Given records
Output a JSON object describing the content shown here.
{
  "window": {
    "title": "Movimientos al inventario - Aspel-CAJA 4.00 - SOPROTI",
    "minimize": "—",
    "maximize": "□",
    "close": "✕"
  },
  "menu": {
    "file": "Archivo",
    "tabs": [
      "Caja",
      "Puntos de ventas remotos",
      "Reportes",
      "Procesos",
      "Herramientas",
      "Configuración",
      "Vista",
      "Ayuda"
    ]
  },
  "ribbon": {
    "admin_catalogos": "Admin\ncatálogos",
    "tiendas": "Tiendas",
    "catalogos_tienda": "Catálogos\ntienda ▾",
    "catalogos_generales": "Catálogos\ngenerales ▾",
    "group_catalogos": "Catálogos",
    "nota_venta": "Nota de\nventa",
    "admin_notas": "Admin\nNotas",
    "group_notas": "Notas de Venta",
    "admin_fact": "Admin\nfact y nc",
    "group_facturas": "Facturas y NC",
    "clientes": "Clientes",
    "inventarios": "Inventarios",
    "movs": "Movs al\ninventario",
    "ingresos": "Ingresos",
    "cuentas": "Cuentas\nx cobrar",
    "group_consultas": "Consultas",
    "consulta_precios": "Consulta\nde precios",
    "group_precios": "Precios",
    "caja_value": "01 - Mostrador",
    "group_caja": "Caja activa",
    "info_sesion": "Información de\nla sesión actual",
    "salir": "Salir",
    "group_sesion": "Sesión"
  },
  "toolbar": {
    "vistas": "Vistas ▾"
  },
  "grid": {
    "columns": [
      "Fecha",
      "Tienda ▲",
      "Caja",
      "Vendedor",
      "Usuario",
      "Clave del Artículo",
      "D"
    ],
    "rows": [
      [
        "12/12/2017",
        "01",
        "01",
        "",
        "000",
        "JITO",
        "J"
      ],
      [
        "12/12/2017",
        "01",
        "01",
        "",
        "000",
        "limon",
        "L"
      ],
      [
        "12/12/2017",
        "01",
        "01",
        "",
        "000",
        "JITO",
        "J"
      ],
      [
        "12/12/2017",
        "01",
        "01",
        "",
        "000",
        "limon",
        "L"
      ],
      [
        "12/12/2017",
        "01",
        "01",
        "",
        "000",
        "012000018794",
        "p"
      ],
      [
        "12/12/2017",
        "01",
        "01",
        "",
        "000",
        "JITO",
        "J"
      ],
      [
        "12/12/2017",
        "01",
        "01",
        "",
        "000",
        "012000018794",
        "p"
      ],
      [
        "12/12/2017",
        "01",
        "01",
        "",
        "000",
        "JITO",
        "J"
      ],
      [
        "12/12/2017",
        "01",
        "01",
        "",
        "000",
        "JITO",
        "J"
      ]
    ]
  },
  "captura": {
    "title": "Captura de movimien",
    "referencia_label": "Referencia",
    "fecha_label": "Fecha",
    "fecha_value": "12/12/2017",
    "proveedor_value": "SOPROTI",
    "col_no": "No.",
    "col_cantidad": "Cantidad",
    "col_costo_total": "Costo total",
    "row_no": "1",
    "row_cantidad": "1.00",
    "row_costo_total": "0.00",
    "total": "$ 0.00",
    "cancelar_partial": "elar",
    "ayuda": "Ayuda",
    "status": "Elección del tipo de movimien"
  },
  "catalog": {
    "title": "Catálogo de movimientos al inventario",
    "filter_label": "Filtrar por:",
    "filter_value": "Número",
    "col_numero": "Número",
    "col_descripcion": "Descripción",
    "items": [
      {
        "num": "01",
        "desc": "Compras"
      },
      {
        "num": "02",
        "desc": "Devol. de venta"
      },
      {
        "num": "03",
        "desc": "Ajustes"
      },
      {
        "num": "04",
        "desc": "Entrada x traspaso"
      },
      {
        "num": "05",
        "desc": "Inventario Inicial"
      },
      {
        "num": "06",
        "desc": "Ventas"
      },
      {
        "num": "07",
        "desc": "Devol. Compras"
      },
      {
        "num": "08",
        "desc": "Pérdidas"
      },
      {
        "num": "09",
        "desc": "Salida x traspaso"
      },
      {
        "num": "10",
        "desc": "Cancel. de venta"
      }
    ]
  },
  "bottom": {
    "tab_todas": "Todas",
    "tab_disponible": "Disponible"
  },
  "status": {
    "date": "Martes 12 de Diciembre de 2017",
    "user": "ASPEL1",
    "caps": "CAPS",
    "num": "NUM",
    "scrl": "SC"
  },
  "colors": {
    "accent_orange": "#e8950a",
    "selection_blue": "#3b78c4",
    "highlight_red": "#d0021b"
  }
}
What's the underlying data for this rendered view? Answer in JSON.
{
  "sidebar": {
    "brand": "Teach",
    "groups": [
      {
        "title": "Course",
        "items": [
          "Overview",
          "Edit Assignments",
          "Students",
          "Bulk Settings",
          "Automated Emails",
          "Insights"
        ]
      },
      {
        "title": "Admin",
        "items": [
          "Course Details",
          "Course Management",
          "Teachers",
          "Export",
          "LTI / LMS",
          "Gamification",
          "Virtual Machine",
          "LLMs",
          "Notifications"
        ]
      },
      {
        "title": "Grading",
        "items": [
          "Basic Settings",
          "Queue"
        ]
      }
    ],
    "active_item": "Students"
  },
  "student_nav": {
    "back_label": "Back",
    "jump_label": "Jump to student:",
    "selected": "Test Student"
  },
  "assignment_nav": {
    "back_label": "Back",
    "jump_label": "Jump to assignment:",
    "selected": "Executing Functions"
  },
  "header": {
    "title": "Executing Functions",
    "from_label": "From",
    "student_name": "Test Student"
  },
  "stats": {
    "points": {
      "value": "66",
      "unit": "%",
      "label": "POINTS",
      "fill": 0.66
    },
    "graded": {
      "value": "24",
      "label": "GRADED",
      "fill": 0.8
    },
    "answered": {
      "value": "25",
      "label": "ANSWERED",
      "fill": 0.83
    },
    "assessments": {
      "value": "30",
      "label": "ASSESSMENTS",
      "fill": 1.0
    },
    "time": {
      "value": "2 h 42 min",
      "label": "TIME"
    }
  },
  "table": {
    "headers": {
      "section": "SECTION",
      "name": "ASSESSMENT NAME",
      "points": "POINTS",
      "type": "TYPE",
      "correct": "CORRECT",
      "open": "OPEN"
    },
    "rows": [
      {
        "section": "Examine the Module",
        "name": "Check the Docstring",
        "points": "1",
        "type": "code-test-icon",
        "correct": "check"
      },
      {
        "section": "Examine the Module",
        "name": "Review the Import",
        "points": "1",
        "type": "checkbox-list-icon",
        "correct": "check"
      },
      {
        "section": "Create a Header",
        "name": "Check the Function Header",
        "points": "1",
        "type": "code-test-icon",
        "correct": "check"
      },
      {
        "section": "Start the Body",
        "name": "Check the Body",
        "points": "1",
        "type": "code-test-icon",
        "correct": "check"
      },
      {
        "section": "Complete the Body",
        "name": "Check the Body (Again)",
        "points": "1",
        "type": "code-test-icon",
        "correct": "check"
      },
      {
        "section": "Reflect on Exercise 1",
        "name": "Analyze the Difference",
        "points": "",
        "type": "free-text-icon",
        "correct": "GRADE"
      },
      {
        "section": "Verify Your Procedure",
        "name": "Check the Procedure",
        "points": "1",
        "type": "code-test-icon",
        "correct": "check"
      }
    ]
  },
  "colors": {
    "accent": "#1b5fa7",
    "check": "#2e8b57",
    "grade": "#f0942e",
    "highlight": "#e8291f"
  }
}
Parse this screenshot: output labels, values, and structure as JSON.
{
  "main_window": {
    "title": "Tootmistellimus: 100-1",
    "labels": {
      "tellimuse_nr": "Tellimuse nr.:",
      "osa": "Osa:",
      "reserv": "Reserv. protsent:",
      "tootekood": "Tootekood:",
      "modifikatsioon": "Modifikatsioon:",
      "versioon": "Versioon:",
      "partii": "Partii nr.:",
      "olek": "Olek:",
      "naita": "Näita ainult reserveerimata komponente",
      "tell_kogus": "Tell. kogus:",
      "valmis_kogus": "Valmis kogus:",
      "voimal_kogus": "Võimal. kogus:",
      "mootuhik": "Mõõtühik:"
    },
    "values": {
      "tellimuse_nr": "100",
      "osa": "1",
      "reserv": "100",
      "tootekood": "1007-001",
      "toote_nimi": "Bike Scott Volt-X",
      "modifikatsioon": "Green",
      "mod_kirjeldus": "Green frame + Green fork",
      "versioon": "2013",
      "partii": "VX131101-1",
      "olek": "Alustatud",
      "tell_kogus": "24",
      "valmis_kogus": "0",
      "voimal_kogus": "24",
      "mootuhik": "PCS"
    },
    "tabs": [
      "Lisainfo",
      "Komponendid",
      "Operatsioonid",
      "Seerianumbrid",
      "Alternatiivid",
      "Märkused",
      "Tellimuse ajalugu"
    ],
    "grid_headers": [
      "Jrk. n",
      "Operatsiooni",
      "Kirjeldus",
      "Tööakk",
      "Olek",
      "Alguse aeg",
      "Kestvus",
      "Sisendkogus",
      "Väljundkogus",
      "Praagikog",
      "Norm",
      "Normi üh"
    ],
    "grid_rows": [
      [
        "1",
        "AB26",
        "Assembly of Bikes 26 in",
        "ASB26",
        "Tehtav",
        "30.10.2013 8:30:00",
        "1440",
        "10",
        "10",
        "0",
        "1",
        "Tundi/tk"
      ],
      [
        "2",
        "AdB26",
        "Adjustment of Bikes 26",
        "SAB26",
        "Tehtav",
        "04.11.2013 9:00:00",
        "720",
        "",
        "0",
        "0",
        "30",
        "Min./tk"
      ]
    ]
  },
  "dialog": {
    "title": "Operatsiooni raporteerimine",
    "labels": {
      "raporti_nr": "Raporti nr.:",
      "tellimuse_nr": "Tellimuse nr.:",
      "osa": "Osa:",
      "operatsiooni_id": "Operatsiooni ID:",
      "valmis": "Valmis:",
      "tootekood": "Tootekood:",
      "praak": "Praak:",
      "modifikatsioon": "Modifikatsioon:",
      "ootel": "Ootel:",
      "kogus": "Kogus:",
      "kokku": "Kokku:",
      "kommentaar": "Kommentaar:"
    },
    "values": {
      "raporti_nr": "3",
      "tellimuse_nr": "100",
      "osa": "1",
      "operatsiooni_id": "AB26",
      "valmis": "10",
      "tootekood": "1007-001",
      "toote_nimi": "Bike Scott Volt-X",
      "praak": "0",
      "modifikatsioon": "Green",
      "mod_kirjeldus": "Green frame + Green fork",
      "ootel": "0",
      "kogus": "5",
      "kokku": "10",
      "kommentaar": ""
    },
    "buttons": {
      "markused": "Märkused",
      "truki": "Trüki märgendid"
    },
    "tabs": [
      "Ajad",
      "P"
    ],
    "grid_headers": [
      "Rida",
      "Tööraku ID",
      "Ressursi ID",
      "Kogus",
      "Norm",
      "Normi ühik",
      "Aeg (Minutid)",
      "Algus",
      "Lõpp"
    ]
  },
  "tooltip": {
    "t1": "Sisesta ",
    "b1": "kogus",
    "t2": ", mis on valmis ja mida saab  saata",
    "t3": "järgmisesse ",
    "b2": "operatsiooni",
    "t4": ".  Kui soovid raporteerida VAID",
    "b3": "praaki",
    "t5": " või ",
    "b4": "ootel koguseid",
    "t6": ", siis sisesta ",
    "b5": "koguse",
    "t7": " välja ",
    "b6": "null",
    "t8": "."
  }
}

Directions for this task
Look for "Número" and pull out every line that has it.

Result
    "filter_value": "Número",
    "col_numero": "Número",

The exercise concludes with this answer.